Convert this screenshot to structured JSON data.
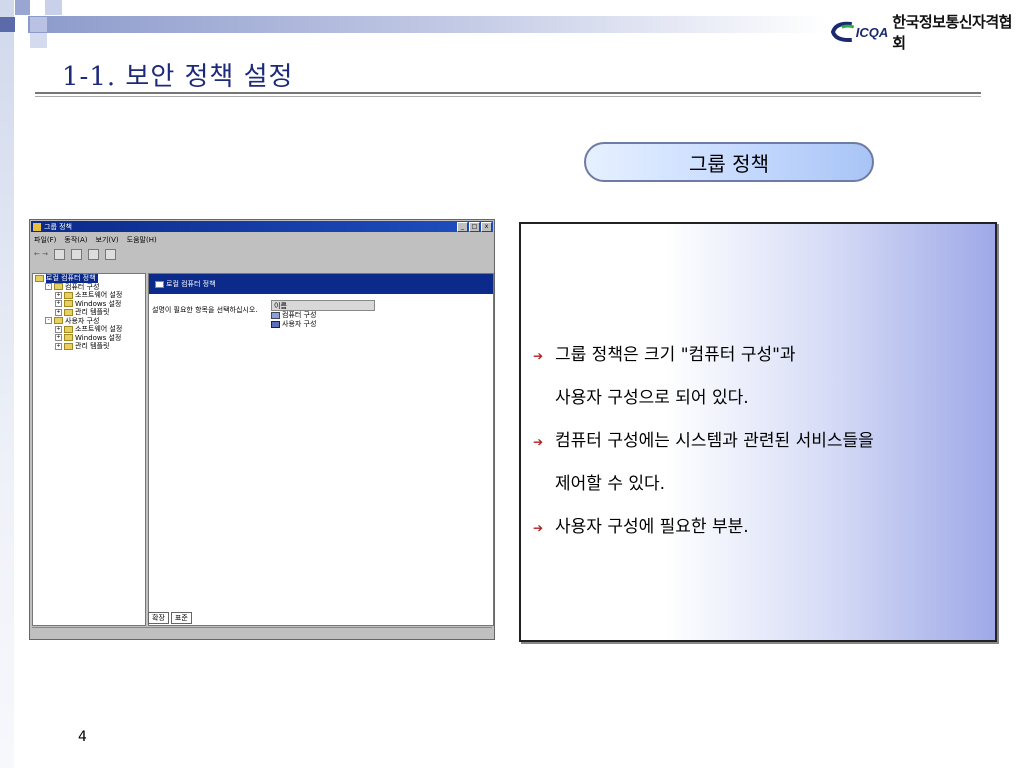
{
  "header": {
    "logo_mark": "ICQA",
    "logo_text": "한국정보통신자격협회"
  },
  "slide": {
    "title": "1-1. 보안 정책 설정",
    "pill_label": "그룹 정책",
    "page_number": "4"
  },
  "notes": [
    {
      "bullet": true,
      "text": "그룹 정책은 크기 \"컴퓨터 구성\"과"
    },
    {
      "bullet": false,
      "text": "사용자 구성으로 되어 있다."
    },
    {
      "bullet": true,
      "text": "컴퓨터 구성에는 시스템과 관련된 서비스들을"
    },
    {
      "bullet": false,
      "text": "제어할 수 있다."
    },
    {
      "bullet": true,
      "text": "사용자 구성에 필요한 부분."
    }
  ],
  "screenshot": {
    "window_title": "그룹 정책",
    "window_buttons": [
      "_",
      "□",
      "x"
    ],
    "menu": [
      "파일(F)",
      "동작(A)",
      "보기(V)",
      "도움말(H)"
    ],
    "toolbar_arrows": "← →",
    "tree": [
      {
        "label": "로컬 컴퓨터 정책",
        "level": 0,
        "selected": true
      },
      {
        "label": "컴퓨터 구성",
        "level": 1
      },
      {
        "label": "소프트웨어 설정",
        "level": 2
      },
      {
        "label": "Windows 설정",
        "level": 2
      },
      {
        "label": "관리 템플릿",
        "level": 2
      },
      {
        "label": "사용자 구성",
        "level": 1
      },
      {
        "label": "소프트웨어 설정",
        "level": 2
      },
      {
        "label": "Windows 설정",
        "level": 2
      },
      {
        "label": "관리 템플릿",
        "level": 2
      }
    ],
    "right_header": "로컬 컴퓨터 정책",
    "right_description": "설명이 필요한 항목을 선택하십시오.",
    "column_header": "이름",
    "rows": [
      "컴퓨터 구성",
      "사용자 구성"
    ],
    "tabs": [
      "확장",
      "표준"
    ]
  }
}
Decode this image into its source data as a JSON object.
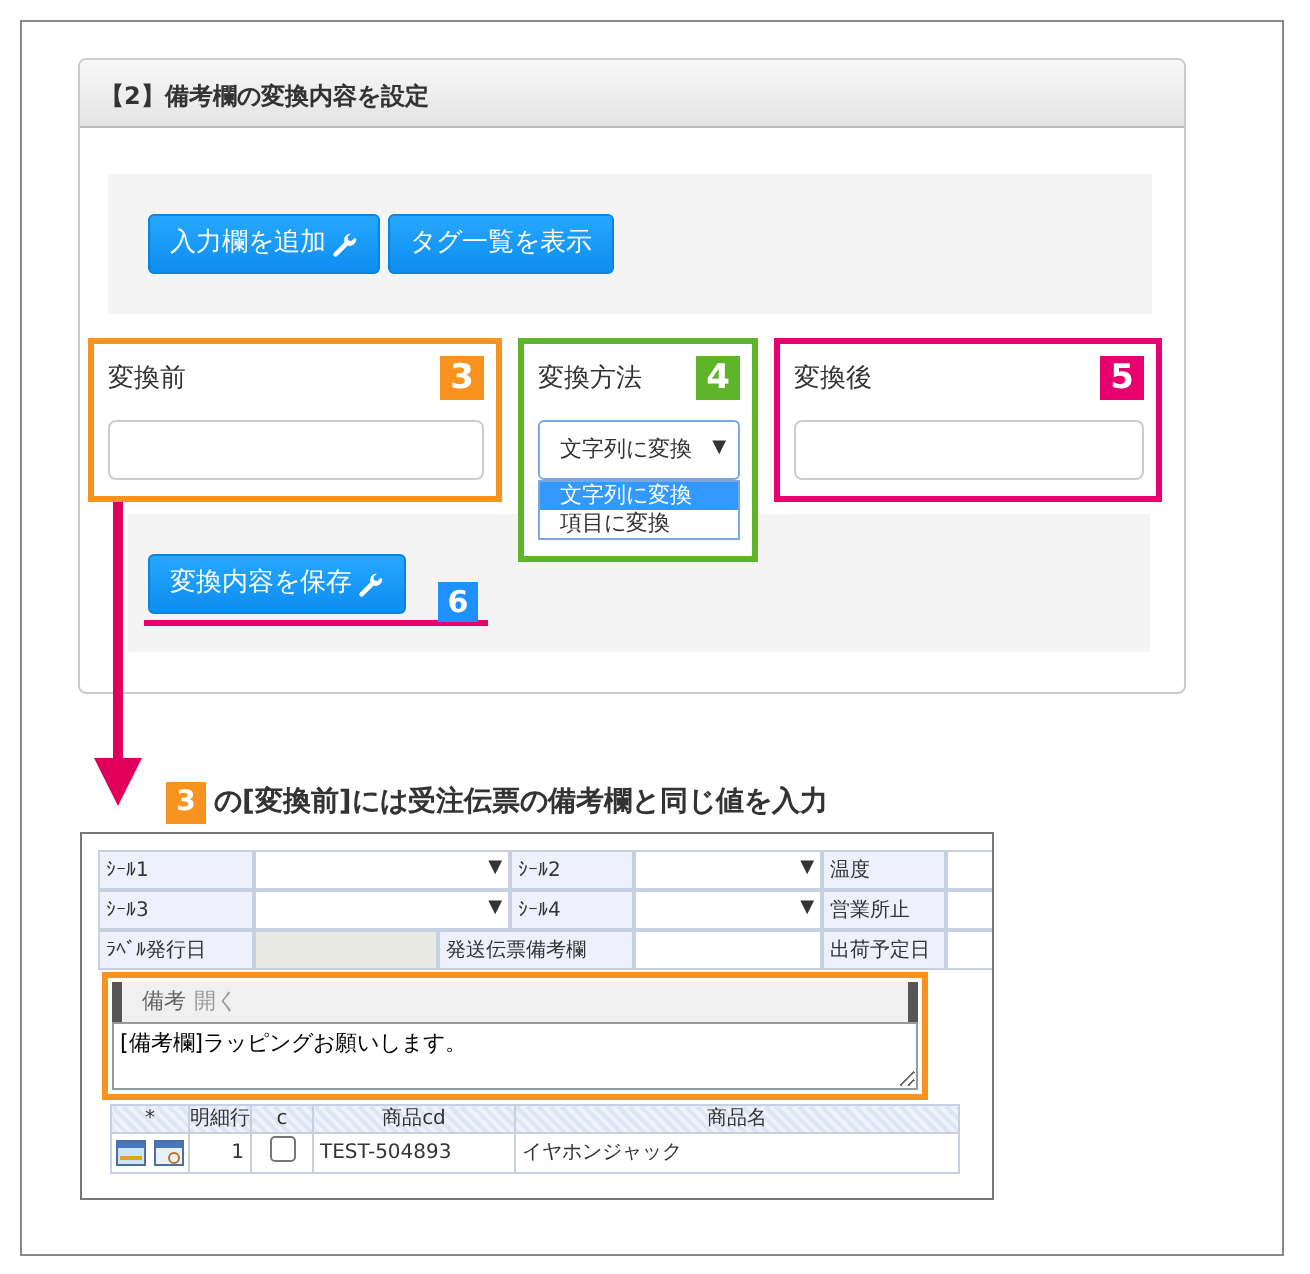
{
  "panel": {
    "title": "【2】備考欄の変換内容を設定",
    "buttons": [
      {
        "label": "入力欄を追加",
        "icon": true
      },
      {
        "label": "タグ一覧を表示",
        "icon": false
      }
    ]
  },
  "fields": [
    {
      "kind": "text",
      "label": "変換前",
      "badge": "3",
      "color": "#f7931e"
    },
    {
      "kind": "select",
      "label": "変換方法",
      "badge": "4",
      "color": "#5fb52a",
      "value": "文字列に変換",
      "caret": "▼",
      "options": [
        {
          "label": "文字列に変換",
          "selected": true
        },
        {
          "label": "項目に変換",
          "selected": false
        }
      ]
    },
    {
      "kind": "text",
      "label": "変換後",
      "badge": "5",
      "color": "#e8006e"
    }
  ],
  "save": {
    "label": "変換内容を保存",
    "icon": true,
    "badge": "6"
  },
  "caption": {
    "badge": "3",
    "text": "の[変換前]には受注伝票の備考欄と同じ値を入力"
  },
  "order_form": {
    "rows": [
      [
        {
          "kind": "label",
          "text": "ｼｰﾙ1"
        },
        {
          "kind": "select",
          "text": "▼"
        },
        {
          "kind": "label",
          "text": "ｼｰﾙ2"
        },
        {
          "kind": "select",
          "text": "▼"
        },
        {
          "kind": "label",
          "text": "温度"
        },
        {
          "kind": "input"
        }
      ],
      [
        {
          "kind": "label",
          "text": "ｼｰﾙ3"
        },
        {
          "kind": "select",
          "text": "▼"
        },
        {
          "kind": "label",
          "text": "ｼｰﾙ4"
        },
        {
          "kind": "select",
          "text": "▼"
        },
        {
          "kind": "label",
          "text": "営業所止"
        },
        {
          "kind": "input"
        }
      ],
      [
        {
          "kind": "label",
          "text": "ﾗﾍﾞﾙ発行日"
        },
        {
          "kind": "readonly"
        },
        {
          "kind": "label",
          "text": "発送伝票備考欄"
        },
        {
          "kind": "input"
        },
        {
          "kind": "label",
          "text": "出荷予定日"
        },
        {
          "kind": "input"
        }
      ]
    ],
    "remarks": {
      "title": "備考",
      "toggle": "開く",
      "value": "[備考欄]ラッピングお願いします。"
    },
    "grid": {
      "columns": [
        "*",
        "明細行",
        "c",
        "商品cd",
        "商品名"
      ],
      "rows": [
        {
          "line": "1",
          "checked": false,
          "code": "TEST-504893",
          "name": "イヤホンジャック"
        }
      ]
    }
  }
}
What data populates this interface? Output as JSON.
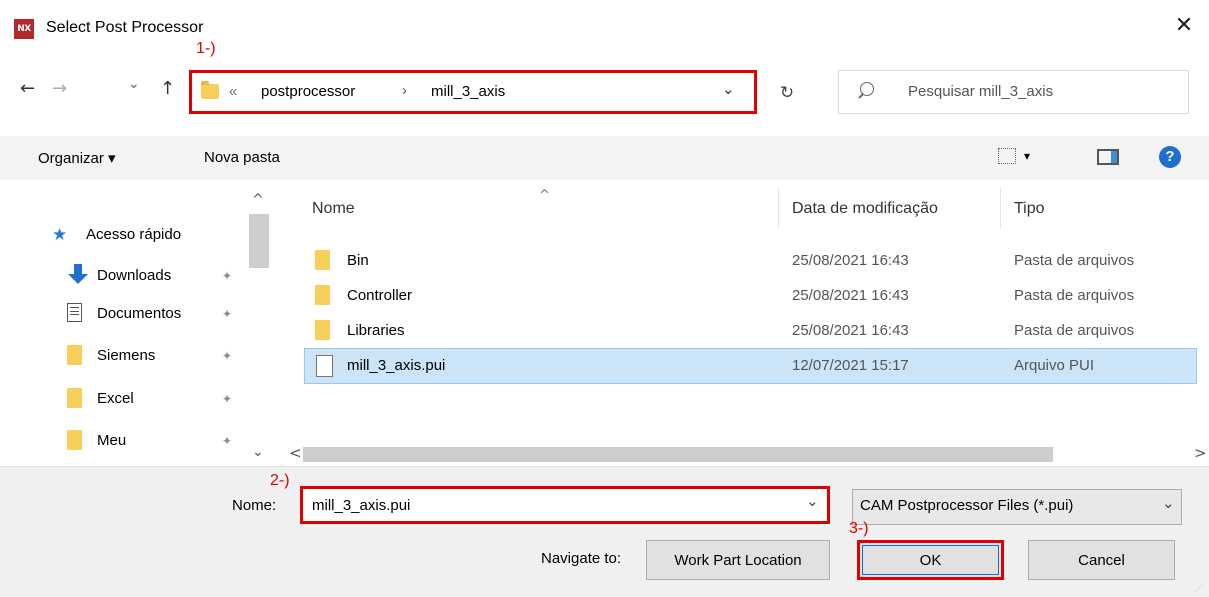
===============
Goal of the exercise >>
Copy the records exactly. Skip the pictures.

Reply >>
Convert this screenshot to structured JSON data.
{
  "header": {
    "logo_mark": "ICQA",
    "logo_text": "한국정보통신자격협회"
  },
  "slide": {
    "title": "1-1. 보안 정책 설정",
    "pill_label": "그룹 정책",
    "page_number": "4"
  },
  "notes": [
    {
      "bullet": true,
      "text": "그룹 정책은 크기 \"컴퓨터 구성\"과"
    },
    {
      "bullet": false,
      "text": "사용자 구성으로 되어 있다."
    },
    {
      "bullet": true,
      "text": "컴퓨터 구성에는 시스템과 관련된 서비스들을"
    },
    {
      "bullet": false,
      "text": "제어할 수 있다."
    },
    {
      "bullet": true,
      "text": "사용자 구성에 필요한 부분."
    }
  ],
  "screenshot": {
    "window_title": "그룹 정책",
    "window_buttons": [
      "_",
      "□",
      "x"
    ],
    "menu": [
      "파일(F)",
      "동작(A)",
      "보기(V)",
      "도움말(H)"
    ],
    "toolbar_arrows": "← →",
    "tree": [
      {
        "label": "로컬 컴퓨터 정책",
        "level": 0,
        "selected": true
      },
      {
        "label": "컴퓨터 구성",
        "level": 1
      },
      {
        "label": "소프트웨어 설정",
        "level": 2
      },
      {
        "label": "Windows 설정",
        "level": 2
      },
      {
        "label": "관리 템플릿",
        "level": 2
      },
      {
        "label": "사용자 구성",
        "level": 1
      },
      {
        "label": "소프트웨어 설정",
        "level": 2
      },
      {
        "label": "Windows 설정",
        "level": 2
      },
      {
        "label": "관리 템플릿",
        "level": 2
      }
    ],
    "right_header": "로컬 컴퓨터 정책",
    "right_description": "설명이 필요한 항목을 선택하십시오.",
    "column_header": "이름",
    "rows": [
      "컴퓨터 구성",
      "사용자 구성"
    ],
    "tabs": [
      "확장",
      "표준"
    ]
  }
}
Decode this image into its source data as a JSON object.
{
  "panel": {
    "title": "【2】備考欄の変換内容を設定",
    "buttons": [
      {
        "label": "入力欄を追加",
        "icon": true
      },
      {
        "label": "タグ一覧を表示",
        "icon": false
      }
    ]
  },
  "fields": [
    {
      "kind": "text",
      "label": "変換前",
      "badge": "3",
      "color": "#f7931e"
    },
    {
      "kind": "select",
      "label": "変換方法",
      "badge": "4",
      "color": "#5fb52a",
      "value": "文字列に変換",
      "caret": "▼",
      "options": [
        {
          "label": "文字列に変換",
          "selected": true
        },
        {
          "label": "項目に変換",
          "selected": false
        }
      ]
    },
    {
      "kind": "text",
      "label": "変換後",
      "badge": "5",
      "color": "#e8006e"
    }
  ],
  "save": {
    "label": "変換内容を保存",
    "icon": true,
    "badge": "6"
  },
  "caption": {
    "badge": "3",
    "text": "の[変換前]には受注伝票の備考欄と同じ値を入力"
  },
  "order_form": {
    "rows": [
      [
        {
          "kind": "label",
          "text": "ｼｰﾙ1"
        },
        {
          "kind": "select",
          "text": "▼"
        },
        {
          "kind": "label",
          "text": "ｼｰﾙ2"
        },
        {
          "kind": "select",
          "text": "▼"
        },
        {
          "kind": "label",
          "text": "温度"
        },
        {
          "kind": "input"
        }
      ],
      [
        {
          "kind": "label",
          "text": "ｼｰﾙ3"
        },
        {
          "kind": "select",
          "text": "▼"
        },
        {
          "kind": "label",
          "text": "ｼｰﾙ4"
        },
        {
          "kind": "select",
          "text": "▼"
        },
        {
          "kind": "label",
          "text": "営業所止"
        },
        {
          "kind": "input"
        }
      ],
      [
        {
          "kind": "label",
          "text": "ﾗﾍﾞﾙ発行日"
        },
        {
          "kind": "readonly"
        },
        {
          "kind": "label",
          "text": "発送伝票備考欄"
        },
        {
          "kind": "input"
        },
        {
          "kind": "label",
          "text": "出荷予定日"
        },
        {
          "kind": "input"
        }
      ]
    ],
    "remarks": {
      "title": "備考",
      "toggle": "開く",
      "value": "[備考欄]ラッピングお願いします。"
    },
    "grid": {
      "columns": [
        "*",
        "明細行",
        "c",
        "商品cd",
        "商品名"
      ],
      "rows": [
        {
          "line": "1",
          "checked": false,
          "code": "TEST-504893",
          "name": "イヤホンジャック"
        }
      ]
    }
  }
}
What data populates this interface? Output as JSON.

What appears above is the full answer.